Quoted passage:
— Start —

CHAPTER 43

(HB 1033)

Special pay retirement program established for state government.


         ENTITLED, An Act to  establish a special pay retirement program for state government, the Board of Regents, and certain other political subdivisions.

BE IT ENACTED BY THE LEGISLATURE OF THE STATE OF SOUTH DAKOTA:

     Section  1.  There is hereby established the South Dakota special pay retirement program. It is the intent of the Legislature that the special pay retirement program shall become a qualified plan under §  401(a) of the code and that the program shall be treated as a governmental plan under §  414(d) of the code. It is the further intent of the Legislature that special pay transmitted to the fund is picked up by the participating unit and thus shall be designated as an employer contribution under §  414(h)(2) of the code.

     Section  2.  The definitions contained in §  3-12-47 apply to this Act. In addition, the following terms mean:

             (1)    "Account," the record for each participant reflecting the amount of the participant's special pay transmitted to the fund, allocated investment gains and losses thereon, and administrative charges against those amounts;

             (2)    "Accounting date," the date on which an investment is valued and the total investment return is allocated to a participant's account;

             (3)    "Administrator," the administrator of the South Dakota Retirement System as provided in §  3-12-55;

             (4)    "Board," the South Dakota Retirement System Board of Trustees as established under §  3-12-48;

             (5)    "Code," the Internal Revenue Code of 1986, as amended through January 1, 2004;

             (6)    "Fund," the South Dakota special pay fund established pursuant to section 3 of this Act;

             (7)    "Normal retirement date," the date a participant may retire pursuant to the provisions of chapter 3-12 without reduced benefits;

             (8)    "Participant," a terminated employee of a participating unit who is age fifty-five or over and who received two thousand dollars or more in special pay;

             (9)    "Participating unit," the State of South Dakota, the South Dakota Board of Regents, or any other political subdivision of the state that participates in the program;

             (10)    "Program," the South Dakota Special Pay Retirement Program created pursuant to this Act;

             (11)    "Special pay," compensation other than regular salary or wages granted a member of the system and transferred in a lump-sum to the fund at the termination of the member's employment;

             (12)    "Third-party administrator," a person who, pursuant to contract, handles administration of the program on behalf of the board and the administrator; and

             (13)    "Vendor," a person or organization selected by the state investment officer to provide investment or insurance products to the program.

— End —

What this exercise asks:
A) Pull out the passage of the special pay retirement act from "ENTITLED, An Act" down to "other political subdivisions.", both included, copied word for word.
B) Put everything from the start of the entries down to the line containing "bar [341,282,344,327]", that line included, into a numbered list, skipping any blank lines.

Supplied data:

— Start —

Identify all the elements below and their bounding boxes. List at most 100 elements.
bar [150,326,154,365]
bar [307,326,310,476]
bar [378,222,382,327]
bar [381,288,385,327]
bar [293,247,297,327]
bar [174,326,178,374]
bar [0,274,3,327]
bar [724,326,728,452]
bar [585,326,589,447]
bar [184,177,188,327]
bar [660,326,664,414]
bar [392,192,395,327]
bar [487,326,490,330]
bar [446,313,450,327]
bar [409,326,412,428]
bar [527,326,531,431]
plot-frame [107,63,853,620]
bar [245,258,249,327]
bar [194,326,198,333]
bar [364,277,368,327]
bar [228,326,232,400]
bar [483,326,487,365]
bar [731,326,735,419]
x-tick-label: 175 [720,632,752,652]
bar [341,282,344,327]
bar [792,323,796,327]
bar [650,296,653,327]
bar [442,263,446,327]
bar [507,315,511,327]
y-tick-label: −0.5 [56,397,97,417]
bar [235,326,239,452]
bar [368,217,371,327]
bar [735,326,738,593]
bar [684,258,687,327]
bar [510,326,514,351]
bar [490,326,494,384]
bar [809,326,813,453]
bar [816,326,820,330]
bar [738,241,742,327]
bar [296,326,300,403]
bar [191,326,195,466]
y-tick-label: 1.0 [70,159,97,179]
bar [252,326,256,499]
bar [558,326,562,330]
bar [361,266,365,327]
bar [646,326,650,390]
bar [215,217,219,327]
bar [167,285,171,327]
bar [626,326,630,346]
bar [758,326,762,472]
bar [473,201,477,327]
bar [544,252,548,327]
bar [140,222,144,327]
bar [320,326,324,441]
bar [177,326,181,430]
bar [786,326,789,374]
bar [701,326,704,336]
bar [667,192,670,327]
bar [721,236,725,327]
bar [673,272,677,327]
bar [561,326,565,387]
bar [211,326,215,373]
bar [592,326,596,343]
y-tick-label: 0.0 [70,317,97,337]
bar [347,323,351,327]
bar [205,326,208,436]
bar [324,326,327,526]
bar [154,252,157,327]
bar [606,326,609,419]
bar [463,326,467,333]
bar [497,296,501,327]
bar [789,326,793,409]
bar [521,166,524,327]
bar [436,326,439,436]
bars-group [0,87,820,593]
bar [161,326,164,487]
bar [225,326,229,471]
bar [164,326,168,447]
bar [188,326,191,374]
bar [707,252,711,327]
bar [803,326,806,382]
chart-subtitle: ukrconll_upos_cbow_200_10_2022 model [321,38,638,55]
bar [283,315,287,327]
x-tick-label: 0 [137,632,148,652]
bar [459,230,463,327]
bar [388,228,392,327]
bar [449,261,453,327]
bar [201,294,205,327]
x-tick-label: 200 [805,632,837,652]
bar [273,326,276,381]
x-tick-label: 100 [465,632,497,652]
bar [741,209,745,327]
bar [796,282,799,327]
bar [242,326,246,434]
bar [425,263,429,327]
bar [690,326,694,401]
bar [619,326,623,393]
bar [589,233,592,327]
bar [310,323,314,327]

— End —

Answers to the tasks:
A)
ENTITLED, An Act to  establish a special pay retirement program for state government, the Board of Regents, and certain other political subdivisions.

B)
1. Identify all the elements below and their bounding boxes. List at most 100 elements.
2. bar [150,326,154,365]
3. bar [307,326,310,476]
4. bar [378,222,382,327]
5. bar [381,288,385,327]
6. bar [293,247,297,327]
7. bar [174,326,178,374]
8. bar [0,274,3,327]
9. bar [724,326,728,452]
10. bar [585,326,589,447]
11. bar [184,177,188,327]
12. bar [660,326,664,414]
13. bar [392,192,395,327]
14. bar [487,326,490,330]
15. bar [446,313,450,327]
16. bar [409,326,412,428]
17. bar [527,326,531,431]
18. plot-frame [107,63,853,620]
19. bar [245,258,249,327]
20. bar [194,326,198,333]
21. bar [364,277,368,327]
22. bar [228,326,232,400]
23. bar [483,326,487,365]
24. bar [731,326,735,419]
25. x-tick-label: 175 [720,632,752,652]
26. bar [341,282,344,327]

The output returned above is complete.